### [Short problem]
Each line that holds the word "Which" counts once; give the total for the records below and nothing else.

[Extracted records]
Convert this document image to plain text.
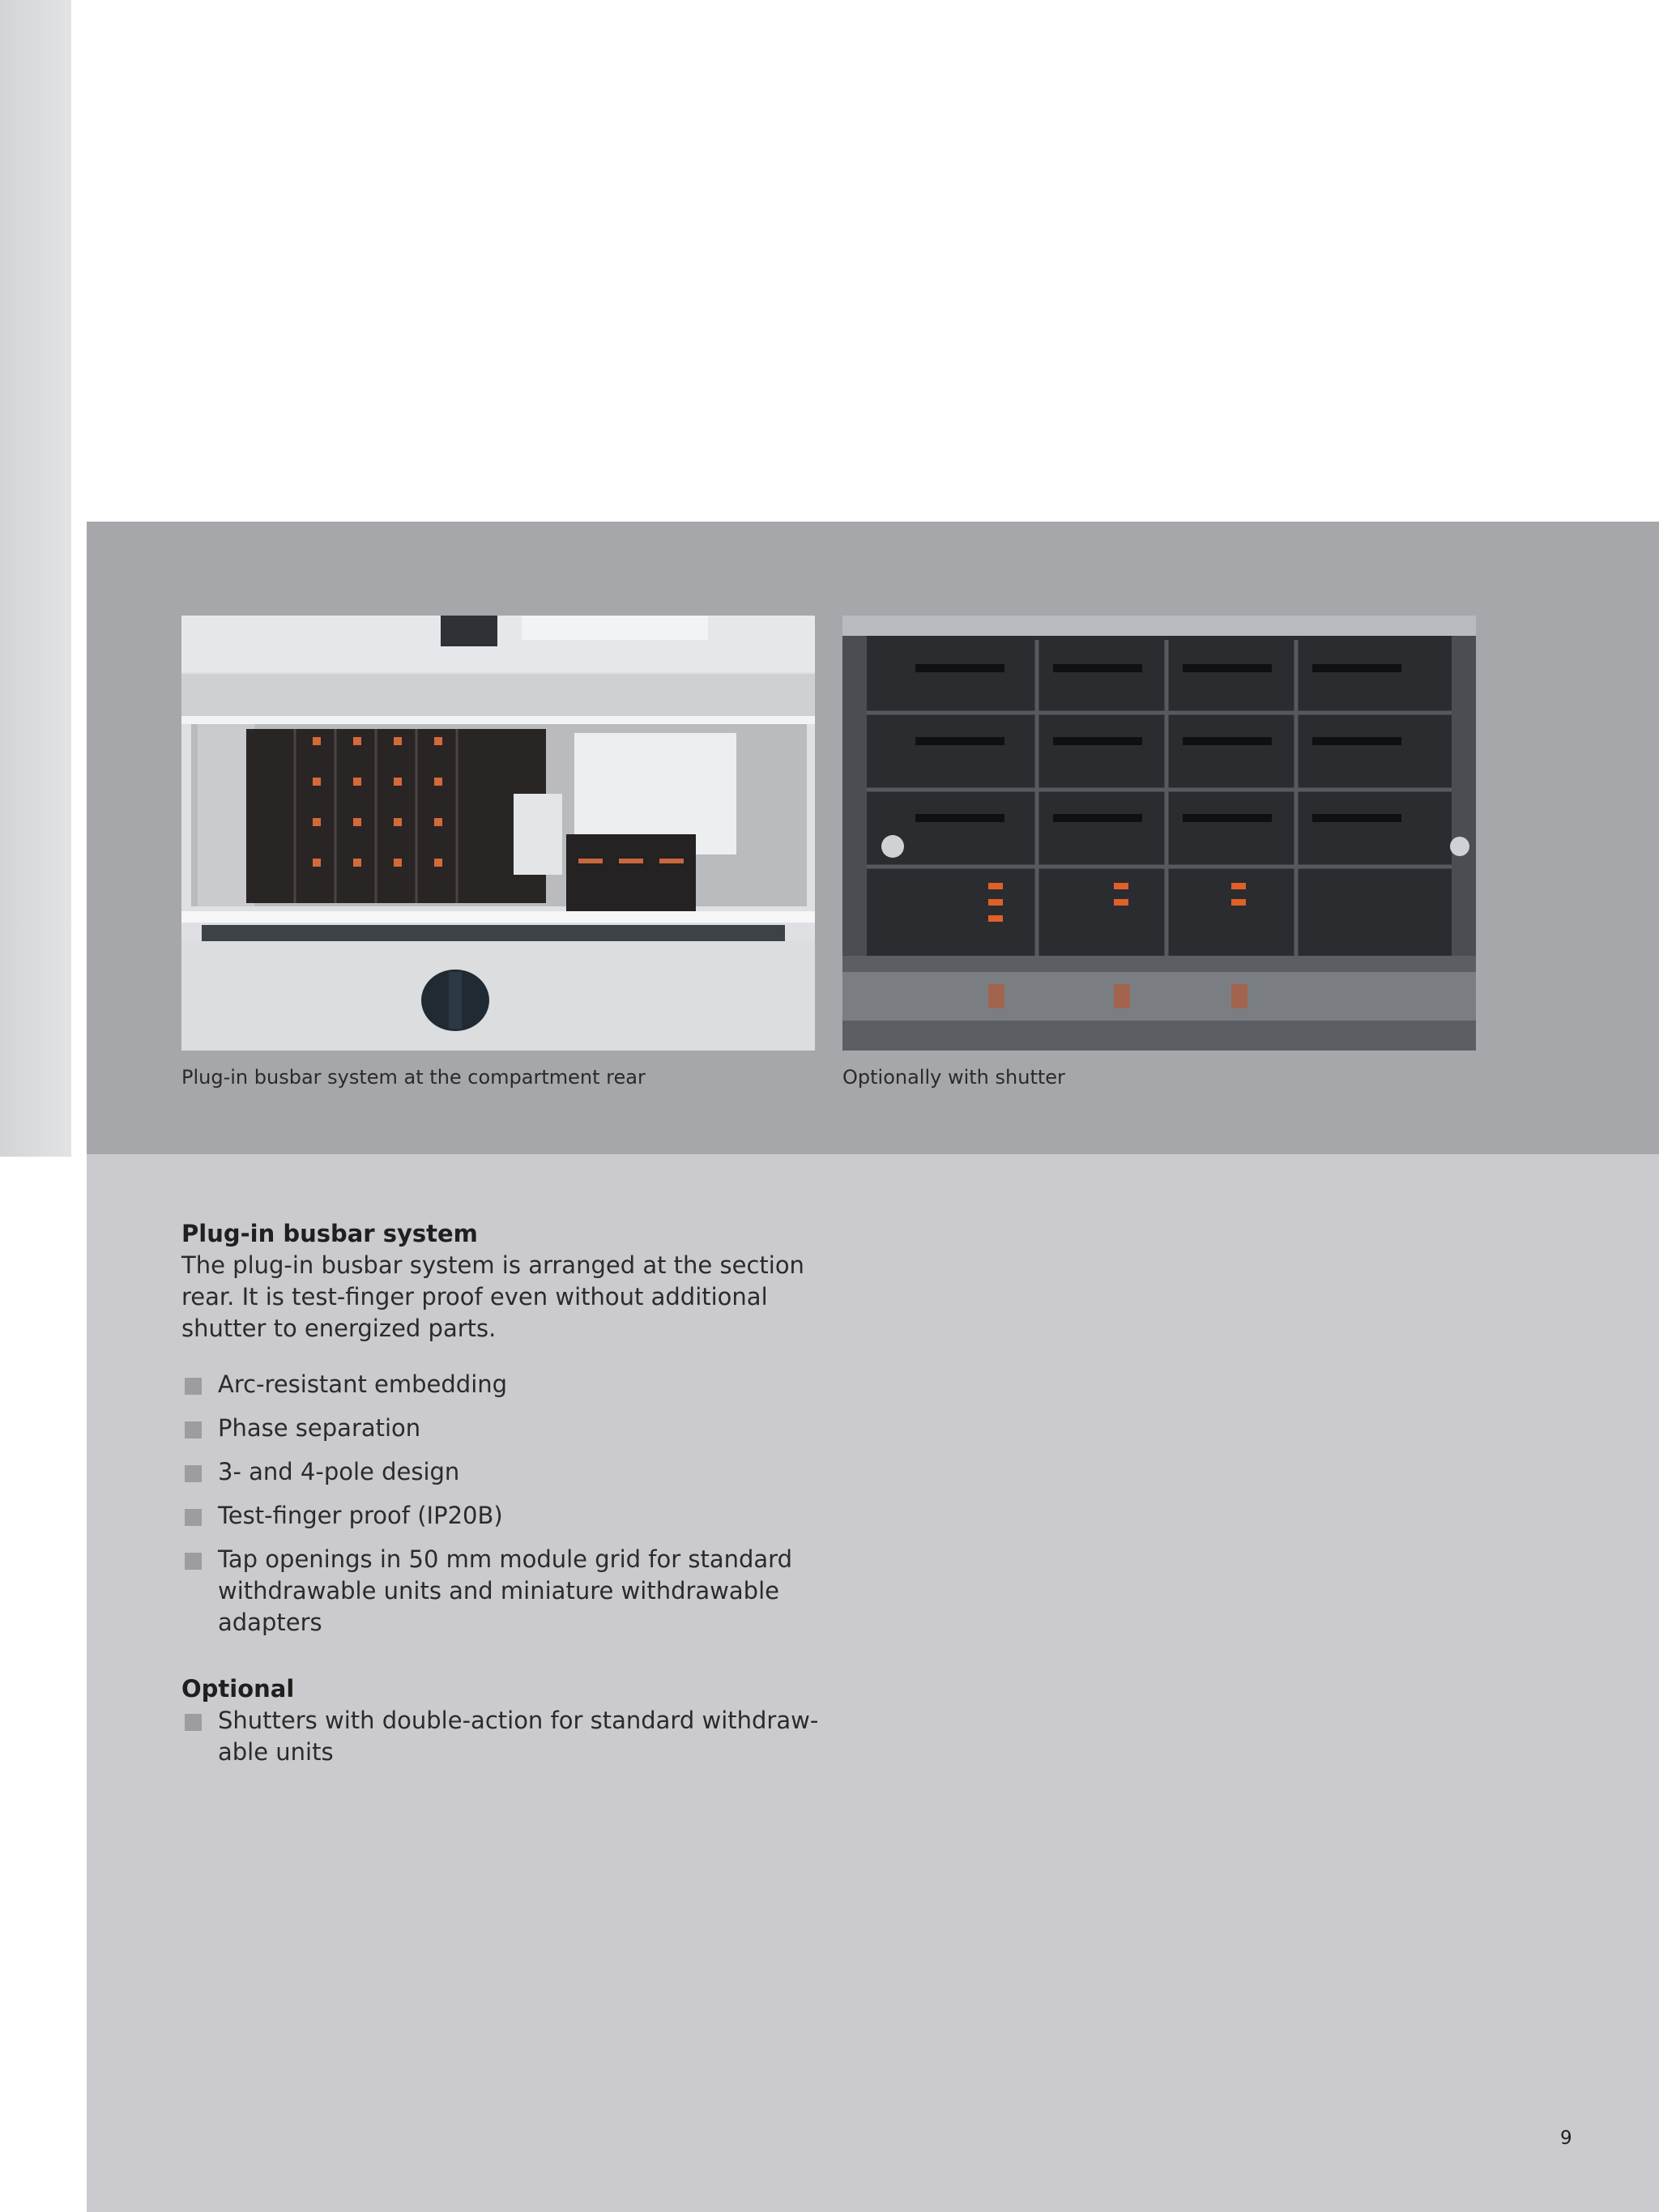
Plug-in busbar system at the compartment rear	Optionally with shutter
Plug-in busbar system
The plug-in busbar system is arranged at the section rear. It is test-finger proof even without additional shutter to energized parts.
Arc-resistant embedding
Phase separation
3- and 4-pole design
Test-finger proof (IP20B)
Tap openings in 50 mm module grid for standard withdrawable units and miniature withdrawable adapters
Optional
Shutters with double-action for standard withdraw-able units
9
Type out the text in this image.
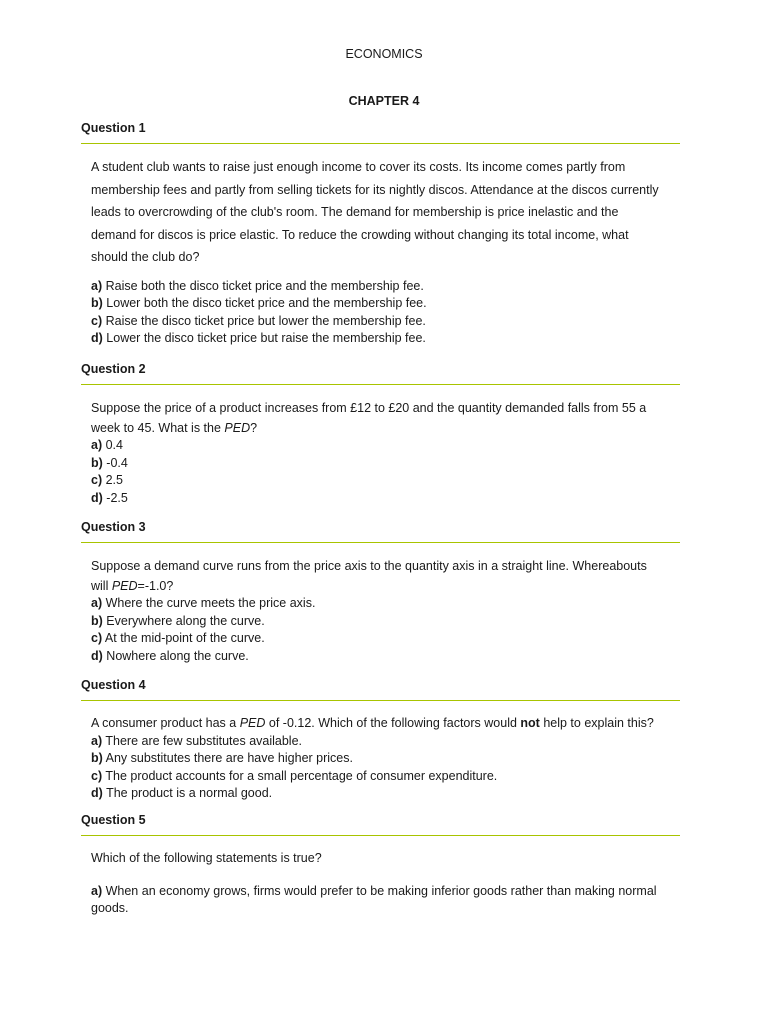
ECONOMICS
CHAPTER 4
Question 1
A student club wants to raise just enough income to cover its costs. Its income comes partly from
membership fees and partly from selling tickets for its nightly discos. Attendance at the discos currently
leads to overcrowding of the club's room. The demand for membership is price inelastic and the
demand for discos is price elastic. To reduce the crowding without changing its total income, what
should the club do?
a) Raise both the disco ticket price and the membership fee.
b) Lower both the disco ticket price and the membership fee.
c) Raise the disco ticket price but lower the membership fee.
d) Lower the disco ticket price but raise the membership fee.
Question 2
Suppose the price of a product increases from £12 to £20 and the quantity demanded falls from 55 a
week to 45. What is the PED?
a) 0.4
b) -0.4
c) 2.5
d) -2.5
Question 3
Suppose a demand curve runs from the price axis to the quantity axis in a straight line. Whereabouts
will PED=-1.0?
a) Where the curve meets the price axis.
b) Everywhere along the curve.
c) At the mid-point of the curve.
d) Nowhere along the curve.
Question 4
A consumer product has a PED of -0.12. Which of the following factors would not help to explain this?
a) There are few substitutes available.
b) Any substitutes there are have higher prices.
c) The product accounts for a small percentage of consumer expenditure.
d) The product is a normal good.
Question 5
Which of the following statements is true?
a) When an economy grows, firms would prefer to be making inferior goods rather than making normal
goods.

### [Answer to the exercise]
2